TV-free day

Look at me posting a post on the day the thing happened. This is most exciting! Most encouraging! Most likely not to happen ever ever again!

I’m sure you can guess from the title that my ‘new thing’ today was to not watch TV. At all. I’ve been complaining and complaining in this blog about how much TV I’ve been watching (in particular, how much pointless ‘Friends’ re-runs I’m watching) and I’ve been tossing around this idea in my head for a while. What if I tried to give up TV?

Now, obviously I have had TV-free days before in my life. When I was in the USA just a week ago, for example, I spent a good  weeks not watching TV (I did watch movies on the plane, but that is different. SAME SAME BUT DIFFERENT). But, today was the first time I have deliberately not watched TV. Not at all. Ok, so my housemate was watching the Canadian Grand Prix whilst I was doing my make-up in the same room, but I only glanced at it because someone was playing classical music on a piano and that seemed so strange at a car race that I had to clarify that I had heard correctly. I had. There was a pianist set up on the race-track. I can only hope they moved him before the race started, because I stopped watching immediately afterwards.

But why would you do this, Jenny? I can hear you ask. TV can be very good! There is much critically-acclaimed drama available. There are documentaries, which you can use to educate yourself with! There is the news, so you can stay up-to-date with current events! There are heart-warming talent shows in which people are able to realise their dreams (even when those dreams are simply running onstage at ‘Britain’s Got Talent’ and throwing eggs at Simon Cowell ). TV is not inherently evil.

Well, the fact is I am beginning to believe that it is. The fact is, I am terrified that TV is sucking away my ability to be interesting. I am terrified that it is sucking away my ability to be productive. I am terrified that TV is, in fact, the cause of all evil in my life and that it is actually TV which is preventing me from becoming the person that I would like to be (ok, that may be going too far. TV PLUS social media is preventing me from becoming the person that I would like to be. But, one step at a time, people, one step at a time).

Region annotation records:
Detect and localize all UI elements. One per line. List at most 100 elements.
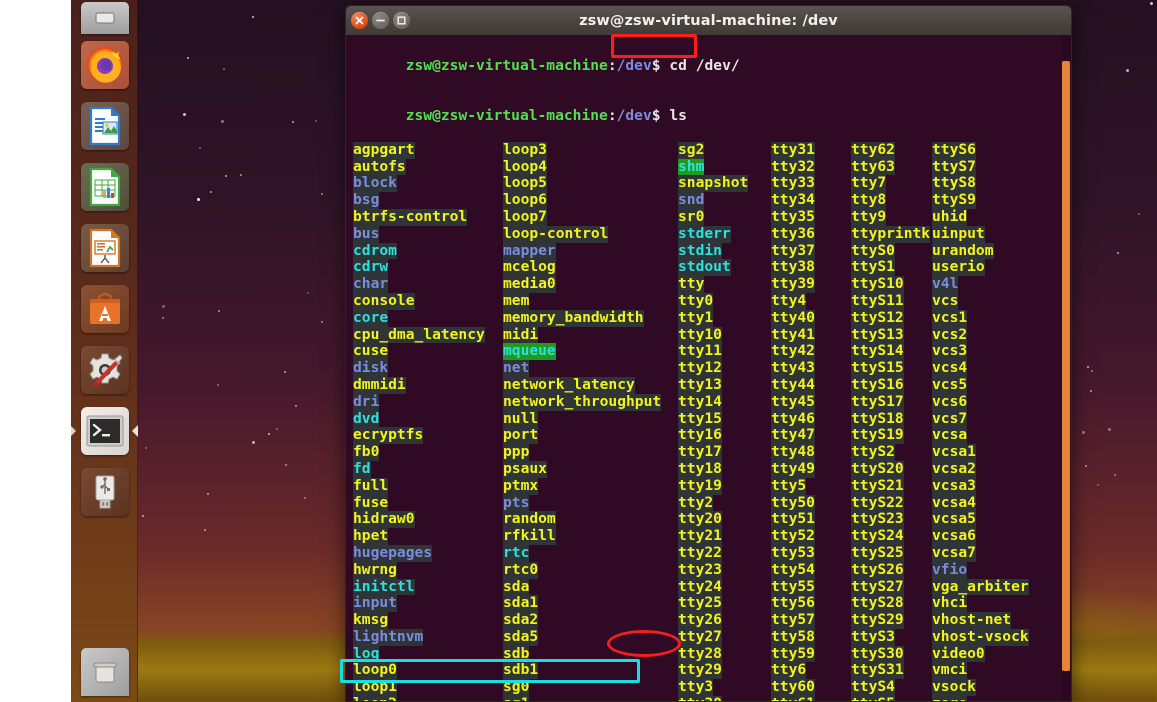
ls-entry: tty4 xyxy=(771,292,851,310)
ls-entry: sg1 xyxy=(503,695,678,701)
ls-entry-name: ttyS9 xyxy=(932,191,976,209)
ls-entry-name: tty61 xyxy=(771,695,815,701)
ls-entry: ttyS6 xyxy=(932,141,1052,159)
launcher-item-libreoffice-writer[interactable] xyxy=(71,95,138,156)
ls-entry: tty13 xyxy=(678,376,771,394)
ls-entry: vmci xyxy=(932,662,1052,680)
launcher-item-libreoffice-calc[interactable] xyxy=(71,156,138,217)
ls-entry: tty15 xyxy=(678,410,771,428)
ls-entry: tty9 xyxy=(851,207,932,226)
ls-entry: tty47 xyxy=(771,427,851,445)
ls-entry: tty25 xyxy=(678,594,771,613)
ls-entry: tty48 xyxy=(771,443,851,461)
ls-entry-name: loop3 xyxy=(503,140,547,159)
ls-entry: ttyS20 xyxy=(851,460,932,478)
launcher-item-firefox[interactable] xyxy=(71,34,138,95)
ls-entry: network_latency xyxy=(503,376,678,394)
ls-entry-name: tty50 xyxy=(771,493,815,512)
ls-entry-name: ttyS21 xyxy=(851,476,904,495)
ls-entry-name: fd xyxy=(353,459,371,478)
ls-entry-name: tty14 xyxy=(678,392,722,411)
ls-entry-name: tty39 xyxy=(771,275,815,293)
unity-launcher[interactable] xyxy=(71,0,138,702)
ls-entry: input xyxy=(353,594,503,613)
close-icon[interactable] xyxy=(351,12,368,29)
ls-entry: agpgart xyxy=(353,141,503,159)
ls-entry: vcs2 xyxy=(932,326,1052,344)
ls-entry: tty6 xyxy=(771,662,851,680)
ls-entry-name: tty53 xyxy=(771,543,815,562)
ls-entry-name: ttyS26 xyxy=(851,560,904,579)
launcher-item-ubuntu-software[interactable] xyxy=(71,278,138,339)
minimize-icon[interactable] xyxy=(372,12,389,29)
ls-entry: tty14 xyxy=(678,392,771,411)
ls-entry: tty32 xyxy=(771,158,851,176)
launcher-item-trash[interactable] xyxy=(71,641,138,702)
ls-entry: ttyS11 xyxy=(851,292,932,310)
ls-entry: sdb1 xyxy=(503,662,678,680)
ls-entry-name: tty9 xyxy=(851,207,887,226)
ls-entry: urandom xyxy=(932,241,1052,260)
prompt-colon: : xyxy=(607,107,617,125)
ls-entry-name: tty10 xyxy=(678,325,722,344)
launcher-item-terminal[interactable] xyxy=(71,400,138,461)
terminal-body[interactable]: zsw@zsw-virtual-machine:/dev$ cd /dev/ z… xyxy=(345,35,1072,702)
terminal-scrollbar[interactable] xyxy=(1061,35,1071,701)
terminal-scrollbar-thumb[interactable] xyxy=(1062,61,1070,671)
ls-entry: network_throughput xyxy=(503,393,678,411)
ls-entry-name: ttyS28 xyxy=(851,594,904,613)
launcher-item-system-settings[interactable] xyxy=(71,339,138,400)
ls-entry-name: vsock xyxy=(932,678,976,697)
ls-entry-name: urandom xyxy=(932,241,994,260)
ls-entry-name: ttyS13 xyxy=(851,325,904,344)
terminal-line-cmd1: zsw@zsw-virtual-machine:/dev$ cd /dev/ xyxy=(349,41,1071,91)
ls-entry: tty18 xyxy=(678,459,771,478)
ls-entry: ttyS23 xyxy=(851,511,932,529)
ls-entry: ttyS14 xyxy=(851,343,932,361)
ls-entry: loop2 xyxy=(353,695,503,701)
ls-entry-name: btrfs-control xyxy=(353,207,468,226)
ls-entry-name: tty57 xyxy=(771,611,815,629)
ls-entry-name: ttyS30 xyxy=(851,644,904,663)
ls-entry-name: ttyS7 xyxy=(932,157,976,176)
launcher-item-libreoffice-impress[interactable] xyxy=(71,217,138,278)
ls-entry: tty54 xyxy=(771,561,851,579)
ls-entry-name: ttyS19 xyxy=(851,426,904,445)
maximize-icon[interactable] xyxy=(393,12,410,29)
ls-entry: btrfs-control xyxy=(353,207,503,226)
ls-entry: loop5 xyxy=(503,175,678,193)
ls-entry-name: hwrng xyxy=(353,560,397,579)
ls-entry-name: ttyS25 xyxy=(851,543,904,562)
ls-entry-name: tty7 xyxy=(851,174,887,193)
ls-entry-name: shm xyxy=(678,157,705,176)
ls-entry: tty2 xyxy=(678,494,771,512)
ls-entry-name: core xyxy=(353,308,389,327)
prompt-userhost: zsw@zsw-virtual-machine xyxy=(405,107,608,125)
ls-entry-name: vcsa5 xyxy=(932,510,976,529)
launcher-item-files-nautilus[interactable] xyxy=(71,0,138,34)
ls-entry-name: stdin xyxy=(678,241,722,260)
ls-entry: char xyxy=(353,275,503,293)
ls-entry: tty45 xyxy=(771,393,851,411)
ls-entry-name: midi xyxy=(503,325,539,344)
ls-entry-name: vfio xyxy=(932,560,968,579)
ls-entry: tty39 xyxy=(771,275,851,293)
terminal-window[interactable]: zsw@zsw-virtual-machine: /dev zsw@zsw-vi… xyxy=(345,5,1072,702)
ls-entry-name: ttyprintk xyxy=(851,224,931,243)
ls-entry: ttyS30 xyxy=(851,644,932,663)
ls-entry-name: cdrw xyxy=(353,258,389,277)
ls-entry: sda5 xyxy=(503,628,678,646)
ls-entry-name: tty18 xyxy=(678,459,722,478)
terminal-titlebar[interactable]: zsw@zsw-virtual-machine: /dev xyxy=(345,5,1072,35)
ls-entry: sda xyxy=(503,578,678,596)
launcher-item-usb-drive[interactable] xyxy=(71,461,138,522)
ls-entry: ppp xyxy=(503,443,678,461)
ls-entry-name: mqueue xyxy=(503,342,556,361)
ls-entry: cdrom xyxy=(353,242,503,260)
ls-entry: tty52 xyxy=(771,527,851,545)
ls-entry: vcsa3 xyxy=(932,477,1052,495)
ls-entry-name: hugepages xyxy=(353,543,433,562)
ls-entry: tty10 xyxy=(678,325,771,344)
ls-entry-name: random xyxy=(503,510,556,529)
ls-entry-name: tty22 xyxy=(678,543,722,562)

Direction 1:
In the post about a TV-free day, rewrite the stretch from "Now, obviously I" to "watching immediately afterwards.", changing "pianist" to "violinist".
Direction 2:
How does the post about a TV-free day go on? Write the next part of it, starting after its last sentence.

Task output 1:
Now, obviously I have had TV-free days before in my life. When I was in the USA just a week ago, for example, I spent a good  weeks not watching TV (I did watch movies on the plane, but that is different. SAME SAME BUT DIFFERENT). But, today was the first time I have deliberately not watched TV. Not at all. Ok, so my housemate was watching the Canadian Grand Prix whilst I was doing my make-up in the same room, but I only glanced at it because someone was playing classical music on a piano and that seemed so strange at a car race that I had to clarify that I had heard correctly. I had. There was a violinist set up on the race-track. I can only hope they moved him before the race started, because I stopped watching immediately afterwards.

Task output 2:
See, my TV watching wasn’t in anyway directed. Or purposeful. It wasn’t, ‘Oh, let’s sit down for my favourite show at 9pm on Sunday night with my good buddies. We all can’t wait to see what happens next. We’ll all watch it together and then discuss it critically over bottles of wine for hours and afterwards our friendships and brains will be so much stronger for having done so.’ See, I used to watch TV shows for good acting, for good writing, for new ideas, to see what was happening in the world. But that is not what I have been doing recently. No, it was just sitting on the couch, with my shoes off, mouth open with an attractive trail of spittle forming in the corners of my mouth.

The thing I have noticed over my past three days of writing 2 hours daily (it is now a routine – I’ve done it in three days in a row. IT IS CLEARLY A ROUTINE), is how much more I get done. And I don’t just mean writing (though, obviously that is also true). No, I mean, I get so much more done because I don’t immediately come home for work and sit in front of the TV, just flicking through channels and finding the ‘least worst thing to watch’. Once I’ve turned on that TV (for whatever reason), it seems darn near impossible for me to switch it off. The flickering lights have me hypnotised. As if I were one of those people in the ’50s who had never seen a TV before. As if I were one of those people in Plato’s cave. If I go from work, straight to a cafe and write for two hours, I find I have no desire to then go home and sit on the couch. Instead, I get a book and sit in the park and read. Or, I continue to write, just something different. Or, I cook myself dinner (instead of ordering in). Or I go for a walk, or call a friend, or do anything but watch TV. Suddenly I seem to have other interests again.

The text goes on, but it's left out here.